Give the listing again exactly, omitting its images.

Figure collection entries
::::::::::
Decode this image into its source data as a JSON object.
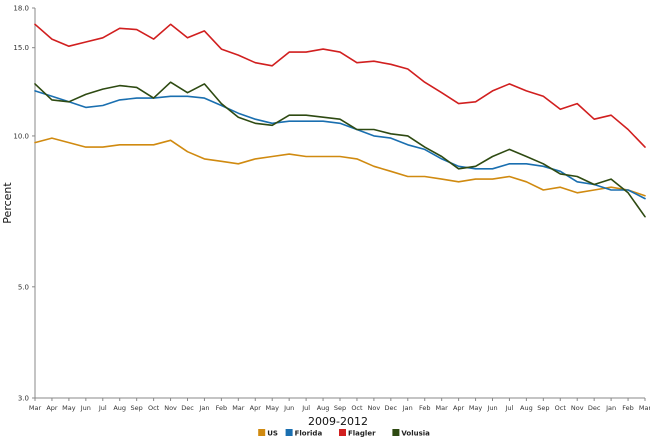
{
  "chart_data": {
    "type": "line",
    "title": "",
    "xlabel": "2009-2012",
    "ylabel": "Percent",
    "ylim": [
      3.0,
      18.0
    ],
    "yticks": [
      "18.0",
      "15.0",
      "10.0",
      "5.0",
      "3.0"
    ],
    "ytick_values": [
      18.0,
      15.0,
      10.0,
      5.0,
      3.0
    ],
    "grid": false,
    "legend_position": "bottom-center",
    "categories": [
      "Mar",
      "Apr",
      "May",
      "Jun",
      "Jul",
      "Aug",
      "Sep",
      "Oct",
      "Nov",
      "Dec",
      "Jan",
      "Feb",
      "Mar",
      "Apr",
      "May",
      "Jun",
      "Jul",
      "Aug",
      "Sep",
      "Oct",
      "Nov",
      "Dec",
      "Jan",
      "Feb",
      "Mar",
      "Apr",
      "May",
      "Jun",
      "Jul",
      "Aug",
      "Sep",
      "Oct",
      "Nov",
      "Dec",
      "Jan",
      "Feb",
      "Mar"
    ],
    "series": [
      {
        "name": "US",
        "color": "#d08a10",
        "values": [
          9.7,
          9.9,
          9.7,
          9.5,
          9.5,
          9.6,
          9.6,
          9.6,
          9.8,
          9.3,
          9.0,
          8.9,
          8.8,
          9.0,
          9.1,
          9.2,
          9.1,
          9.1,
          9.1,
          9.0,
          8.7,
          8.5,
          8.3,
          8.3,
          8.2,
          8.1,
          8.2,
          8.2,
          8.3,
          8.1,
          7.8,
          7.9,
          7.7,
          7.8,
          7.9,
          7.8,
          7.6
        ]
      },
      {
        "name": "Florida",
        "color": "#1a6fb0",
        "values": [
          12.3,
          12.0,
          11.7,
          11.4,
          11.5,
          11.8,
          11.9,
          11.9,
          12.0,
          12.0,
          11.9,
          11.5,
          11.1,
          10.8,
          10.6,
          10.7,
          10.7,
          10.7,
          10.6,
          10.3,
          10.0,
          9.9,
          9.6,
          9.4,
          9.0,
          8.7,
          8.6,
          8.6,
          8.8,
          8.8,
          8.7,
          8.5,
          8.1,
          8.0,
          7.8,
          7.8,
          7.5
        ]
      },
      {
        "name": "Flagler",
        "color": "#d11f1f",
        "values": [
          16.7,
          15.6,
          15.1,
          15.4,
          15.7,
          16.4,
          16.3,
          15.6,
          16.7,
          15.7,
          16.2,
          14.9,
          14.5,
          14.0,
          13.8,
          14.7,
          14.7,
          14.9,
          14.7,
          14.0,
          14.1,
          13.9,
          13.6,
          12.8,
          12.2,
          11.6,
          11.7,
          12.3,
          12.7,
          12.3,
          12.0,
          11.3,
          11.6,
          10.8,
          11.0,
          10.3,
          9.5
        ]
      },
      {
        "name": "Volusia",
        "color": "#2e4a12",
        "values": [
          12.7,
          11.8,
          11.7,
          12.1,
          12.4,
          12.6,
          12.5,
          11.9,
          12.8,
          12.2,
          12.7,
          11.6,
          10.9,
          10.6,
          10.5,
          11.0,
          11.0,
          10.9,
          10.8,
          10.3,
          10.3,
          10.1,
          10.0,
          9.5,
          9.1,
          8.6,
          8.7,
          9.1,
          9.4,
          9.1,
          8.8,
          8.4,
          8.3,
          8.0,
          8.2,
          7.7,
          6.9
        ]
      }
    ]
  }
}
::::::::::
TASK ANSWER:
Decode this image into its source data as a JSON object.
{
  "chart_data": {
    "type": "line",
    "title": "",
    "xlabel": "2009-2012",
    "ylabel": "Percent",
    "ylim": [
      3.0,
      18.0
    ],
    "yticks": [
      "18.0",
      "15.0",
      "10.0",
      "5.0",
      "3.0"
    ],
    "ytick_values": [
      18.0,
      15.0,
      10.0,
      5.0,
      3.0
    ],
    "grid": false,
    "legend_position": "bottom-center",
    "categories": [
      "Mar",
      "Apr",
      "May",
      "Jun",
      "Jul",
      "Aug",
      "Sep",
      "Oct",
      "Nov",
      "Dec",
      "Jan",
      "Feb",
      "Mar",
      "Apr",
      "May",
      "Jun",
      "Jul",
      "Aug",
      "Sep",
      "Oct",
      "Nov",
      "Dec",
      "Jan",
      "Feb",
      "Mar",
      "Apr",
      "May",
      "Jun",
      "Jul",
      "Aug",
      "Sep",
      "Oct",
      "Nov",
      "Dec",
      "Jan",
      "Feb",
      "Mar"
    ],
    "series": [
      {
        "name": "US",
        "color": "#d08a10",
        "values": [
          9.7,
          9.9,
          9.7,
          9.5,
          9.5,
          9.6,
          9.6,
          9.6,
          9.8,
          9.3,
          9.0,
          8.9,
          8.8,
          9.0,
          9.1,
          9.2,
          9.1,
          9.1,
          9.1,
          9.0,
          8.7,
          8.5,
          8.3,
          8.3,
          8.2,
          8.1,
          8.2,
          8.2,
          8.3,
          8.1,
          7.8,
          7.9,
          7.7,
          7.8,
          7.9,
          7.8,
          7.6
        ]
      },
      {
        "name": "Florida",
        "color": "#1a6fb0",
        "values": [
          12.3,
          12.0,
          11.7,
          11.4,
          11.5,
          11.8,
          11.9,
          11.9,
          12.0,
          12.0,
          11.9,
          11.5,
          11.1,
          10.8,
          10.6,
          10.7,
          10.7,
          10.7,
          10.6,
          10.3,
          10.0,
          9.9,
          9.6,
          9.4,
          9.0,
          8.7,
          8.6,
          8.6,
          8.8,
          8.8,
          8.7,
          8.5,
          8.1,
          8.0,
          7.8,
          7.8,
          7.5
        ]
      },
      {
        "name": "Flagler",
        "color": "#d11f1f",
        "values": [
          16.7,
          15.6,
          15.1,
          15.4,
          15.7,
          16.4,
          16.3,
          15.6,
          16.7,
          15.7,
          16.2,
          14.9,
          14.5,
          14.0,
          13.8,
          14.7,
          14.7,
          14.9,
          14.7,
          14.0,
          14.1,
          13.9,
          13.6,
          12.8,
          12.2,
          11.6,
          11.7,
          12.3,
          12.7,
          12.3,
          12.0,
          11.3,
          11.6,
          10.8,
          11.0,
          10.3,
          9.5
        ]
      },
      {
        "name": "Volusia",
        "color": "#2e4a12",
        "values": [
          12.7,
          11.8,
          11.7,
          12.1,
          12.4,
          12.6,
          12.5,
          11.9,
          12.8,
          12.2,
          12.7,
          11.6,
          10.9,
          10.6,
          10.5,
          11.0,
          11.0,
          10.9,
          10.8,
          10.3,
          10.3,
          10.1,
          10.0,
          9.5,
          9.1,
          8.6,
          8.7,
          9.1,
          9.4,
          9.1,
          8.8,
          8.4,
          8.3,
          8.0,
          8.2,
          7.7,
          6.9
        ]
      }
    ]
  }
}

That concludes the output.